Stored items from a collection:

◇ ◇ ◇ ◇ ◇ ◇ ◇

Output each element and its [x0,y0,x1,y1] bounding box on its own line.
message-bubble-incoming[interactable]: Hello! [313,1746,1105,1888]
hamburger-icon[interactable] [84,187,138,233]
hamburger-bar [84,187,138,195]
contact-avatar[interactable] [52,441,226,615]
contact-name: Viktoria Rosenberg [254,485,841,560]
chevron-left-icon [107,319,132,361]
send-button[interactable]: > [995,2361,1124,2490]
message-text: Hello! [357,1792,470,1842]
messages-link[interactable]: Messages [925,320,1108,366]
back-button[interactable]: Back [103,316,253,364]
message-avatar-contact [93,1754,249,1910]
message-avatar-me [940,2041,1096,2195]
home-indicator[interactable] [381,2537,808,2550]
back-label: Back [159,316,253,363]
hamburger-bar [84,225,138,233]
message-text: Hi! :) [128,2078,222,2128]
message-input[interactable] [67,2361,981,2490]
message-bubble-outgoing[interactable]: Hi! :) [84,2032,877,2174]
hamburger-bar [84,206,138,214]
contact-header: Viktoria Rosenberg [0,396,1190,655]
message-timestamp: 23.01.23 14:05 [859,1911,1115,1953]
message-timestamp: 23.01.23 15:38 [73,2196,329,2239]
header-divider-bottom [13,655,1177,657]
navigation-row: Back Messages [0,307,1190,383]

◇ ◇ ◇ ◇ ◇ ◇ ◇

INSTRUCTIONS TO FOLLOW => Rewrite every line of the rows above as a numbered list, leaving out any blank lines.

OUTPUT =>
1. Output each element and its [x0,y0,x1,y1] bounding box on its own line.
2. message-bubble-incoming[interactable]: Hello! [313,1746,1105,1888]
3. hamburger-icon[interactable] [84,187,138,233]
4. hamburger-bar [84,187,138,195]
5. contact-avatar[interactable] [52,441,226,615]
6. contact-name: Viktoria Rosenberg [254,485,841,560]
7. chevron-left-icon [107,319,132,361]
8. send-button[interactable]: > [995,2361,1124,2490]
9. message-text: Hello! [357,1792,470,1842]
10. messages-link[interactable]: Messages [925,320,1108,366]
11. back-button[interactable]: Back [103,316,253,364]
12. message-avatar-contact [93,1754,249,1910]
13. message-avatar-me [940,2041,1096,2195]
14. home-indicator[interactable] [381,2537,808,2550]
15. back-label: Back [159,316,253,363]
16. hamburger-bar [84,225,138,233]
17. message-text: Hi! :) [128,2078,222,2128]
18. message-input[interactable] [67,2361,981,2490]
19. message-bubble-outgoing[interactable]: Hi! :) [84,2032,877,2174]
20. hamburger-bar [84,206,138,214]
21. contact-header: Viktoria Rosenberg [0,396,1190,655]
22. message-timestamp: 23.01.23 14:05 [859,1911,1115,1953]
23. message-timestamp: 23.01.23 15:38 [73,2196,329,2239]
24. header-divider-bottom [13,655,1177,657]
25. navigation-row: Back Messages [0,307,1190,383]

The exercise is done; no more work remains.